◆ **Short problem**
Below are some records; give them all again exactly, but not the pictures.

--- Dataset extract ---

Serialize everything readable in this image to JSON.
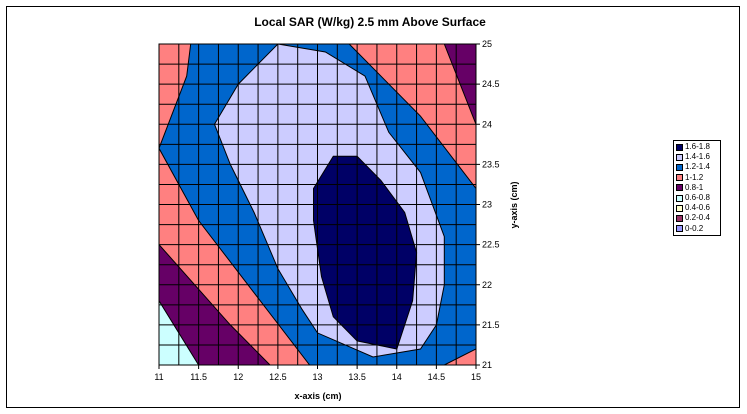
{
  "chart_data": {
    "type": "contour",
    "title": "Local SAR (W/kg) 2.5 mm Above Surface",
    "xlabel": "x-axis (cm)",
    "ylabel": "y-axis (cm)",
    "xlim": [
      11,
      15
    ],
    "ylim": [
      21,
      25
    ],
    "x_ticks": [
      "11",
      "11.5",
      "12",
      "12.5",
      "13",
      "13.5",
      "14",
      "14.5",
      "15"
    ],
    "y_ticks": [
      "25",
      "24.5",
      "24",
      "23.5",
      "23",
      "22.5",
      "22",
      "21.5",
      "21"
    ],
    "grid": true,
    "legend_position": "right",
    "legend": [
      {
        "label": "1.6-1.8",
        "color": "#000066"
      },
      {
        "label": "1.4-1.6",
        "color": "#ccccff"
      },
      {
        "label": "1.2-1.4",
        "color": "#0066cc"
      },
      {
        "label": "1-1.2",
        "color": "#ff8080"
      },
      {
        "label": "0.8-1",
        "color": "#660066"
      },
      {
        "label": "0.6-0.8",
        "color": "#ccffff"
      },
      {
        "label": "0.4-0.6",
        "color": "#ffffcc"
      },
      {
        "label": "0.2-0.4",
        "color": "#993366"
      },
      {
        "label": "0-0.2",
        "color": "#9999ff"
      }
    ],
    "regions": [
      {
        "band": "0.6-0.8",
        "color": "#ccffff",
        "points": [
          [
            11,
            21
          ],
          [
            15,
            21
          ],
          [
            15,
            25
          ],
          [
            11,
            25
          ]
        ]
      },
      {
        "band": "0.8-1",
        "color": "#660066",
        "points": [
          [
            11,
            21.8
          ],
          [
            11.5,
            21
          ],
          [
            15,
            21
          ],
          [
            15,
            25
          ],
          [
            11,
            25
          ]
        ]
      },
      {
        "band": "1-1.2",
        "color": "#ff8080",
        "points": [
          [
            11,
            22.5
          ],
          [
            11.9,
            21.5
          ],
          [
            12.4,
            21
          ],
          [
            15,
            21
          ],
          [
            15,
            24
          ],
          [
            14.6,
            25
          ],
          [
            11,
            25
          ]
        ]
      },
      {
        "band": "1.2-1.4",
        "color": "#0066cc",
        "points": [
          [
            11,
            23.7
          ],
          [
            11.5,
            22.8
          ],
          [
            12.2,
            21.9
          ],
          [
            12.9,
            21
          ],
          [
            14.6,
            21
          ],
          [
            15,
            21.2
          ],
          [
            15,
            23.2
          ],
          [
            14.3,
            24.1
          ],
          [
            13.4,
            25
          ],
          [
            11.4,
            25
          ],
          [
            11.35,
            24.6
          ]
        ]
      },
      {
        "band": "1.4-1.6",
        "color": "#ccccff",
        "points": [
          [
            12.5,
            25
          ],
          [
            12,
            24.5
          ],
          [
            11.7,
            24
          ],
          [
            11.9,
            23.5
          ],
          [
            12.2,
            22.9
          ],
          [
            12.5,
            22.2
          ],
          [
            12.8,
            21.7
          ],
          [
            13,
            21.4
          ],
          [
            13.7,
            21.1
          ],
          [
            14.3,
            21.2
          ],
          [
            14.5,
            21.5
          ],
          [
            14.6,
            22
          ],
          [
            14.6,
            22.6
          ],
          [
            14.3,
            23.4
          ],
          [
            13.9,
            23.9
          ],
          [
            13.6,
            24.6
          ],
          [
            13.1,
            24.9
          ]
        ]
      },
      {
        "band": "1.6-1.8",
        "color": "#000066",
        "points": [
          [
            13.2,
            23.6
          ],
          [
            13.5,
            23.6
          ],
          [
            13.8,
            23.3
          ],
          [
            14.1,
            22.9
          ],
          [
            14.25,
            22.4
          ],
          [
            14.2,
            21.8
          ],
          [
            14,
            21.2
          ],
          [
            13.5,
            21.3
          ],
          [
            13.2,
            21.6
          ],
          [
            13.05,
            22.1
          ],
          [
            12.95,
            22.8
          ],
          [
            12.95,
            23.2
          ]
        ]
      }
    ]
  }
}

---

◆ **Exercise result**
Serialize everything readable in this image to JSON.
{
  "chart_data": {
    "type": "contour",
    "title": "Local SAR (W/kg) 2.5 mm Above Surface",
    "xlabel": "x-axis (cm)",
    "ylabel": "y-axis (cm)",
    "xlim": [
      11,
      15
    ],
    "ylim": [
      21,
      25
    ],
    "x_ticks": [
      "11",
      "11.5",
      "12",
      "12.5",
      "13",
      "13.5",
      "14",
      "14.5",
      "15"
    ],
    "y_ticks": [
      "25",
      "24.5",
      "24",
      "23.5",
      "23",
      "22.5",
      "22",
      "21.5",
      "21"
    ],
    "grid": true,
    "legend_position": "right",
    "legend": [
      {
        "label": "1.6-1.8",
        "color": "#000066"
      },
      {
        "label": "1.4-1.6",
        "color": "#ccccff"
      },
      {
        "label": "1.2-1.4",
        "color": "#0066cc"
      },
      {
        "label": "1-1.2",
        "color": "#ff8080"
      },
      {
        "label": "0.8-1",
        "color": "#660066"
      },
      {
        "label": "0.6-0.8",
        "color": "#ccffff"
      },
      {
        "label": "0.4-0.6",
        "color": "#ffffcc"
      },
      {
        "label": "0.2-0.4",
        "color": "#993366"
      },
      {
        "label": "0-0.2",
        "color": "#9999ff"
      }
    ],
    "regions": [
      {
        "band": "0.6-0.8",
        "color": "#ccffff",
        "points": [
          [
            11,
            21
          ],
          [
            15,
            21
          ],
          [
            15,
            25
          ],
          [
            11,
            25
          ]
        ]
      },
      {
        "band": "0.8-1",
        "color": "#660066",
        "points": [
          [
            11,
            21.8
          ],
          [
            11.5,
            21
          ],
          [
            15,
            21
          ],
          [
            15,
            25
          ],
          [
            11,
            25
          ]
        ]
      },
      {
        "band": "1-1.2",
        "color": "#ff8080",
        "points": [
          [
            11,
            22.5
          ],
          [
            11.9,
            21.5
          ],
          [
            12.4,
            21
          ],
          [
            15,
            21
          ],
          [
            15,
            24
          ],
          [
            14.6,
            25
          ],
          [
            11,
            25
          ]
        ]
      },
      {
        "band": "1.2-1.4",
        "color": "#0066cc",
        "points": [
          [
            11,
            23.7
          ],
          [
            11.5,
            22.8
          ],
          [
            12.2,
            21.9
          ],
          [
            12.9,
            21
          ],
          [
            14.6,
            21
          ],
          [
            15,
            21.2
          ],
          [
            15,
            23.2
          ],
          [
            14.3,
            24.1
          ],
          [
            13.4,
            25
          ],
          [
            11.4,
            25
          ],
          [
            11.35,
            24.6
          ]
        ]
      },
      {
        "band": "1.4-1.6",
        "color": "#ccccff",
        "points": [
          [
            12.5,
            25
          ],
          [
            12,
            24.5
          ],
          [
            11.7,
            24
          ],
          [
            11.9,
            23.5
          ],
          [
            12.2,
            22.9
          ],
          [
            12.5,
            22.2
          ],
          [
            12.8,
            21.7
          ],
          [
            13,
            21.4
          ],
          [
            13.7,
            21.1
          ],
          [
            14.3,
            21.2
          ],
          [
            14.5,
            21.5
          ],
          [
            14.6,
            22
          ],
          [
            14.6,
            22.6
          ],
          [
            14.3,
            23.4
          ],
          [
            13.9,
            23.9
          ],
          [
            13.6,
            24.6
          ],
          [
            13.1,
            24.9
          ]
        ]
      },
      {
        "band": "1.6-1.8",
        "color": "#000066",
        "points": [
          [
            13.2,
            23.6
          ],
          [
            13.5,
            23.6
          ],
          [
            13.8,
            23.3
          ],
          [
            14.1,
            22.9
          ],
          [
            14.25,
            22.4
          ],
          [
            14.2,
            21.8
          ],
          [
            14,
            21.2
          ],
          [
            13.5,
            21.3
          ],
          [
            13.2,
            21.6
          ],
          [
            13.05,
            22.1
          ],
          [
            12.95,
            22.8
          ],
          [
            12.95,
            23.2
          ]
        ]
      }
    ]
  }
}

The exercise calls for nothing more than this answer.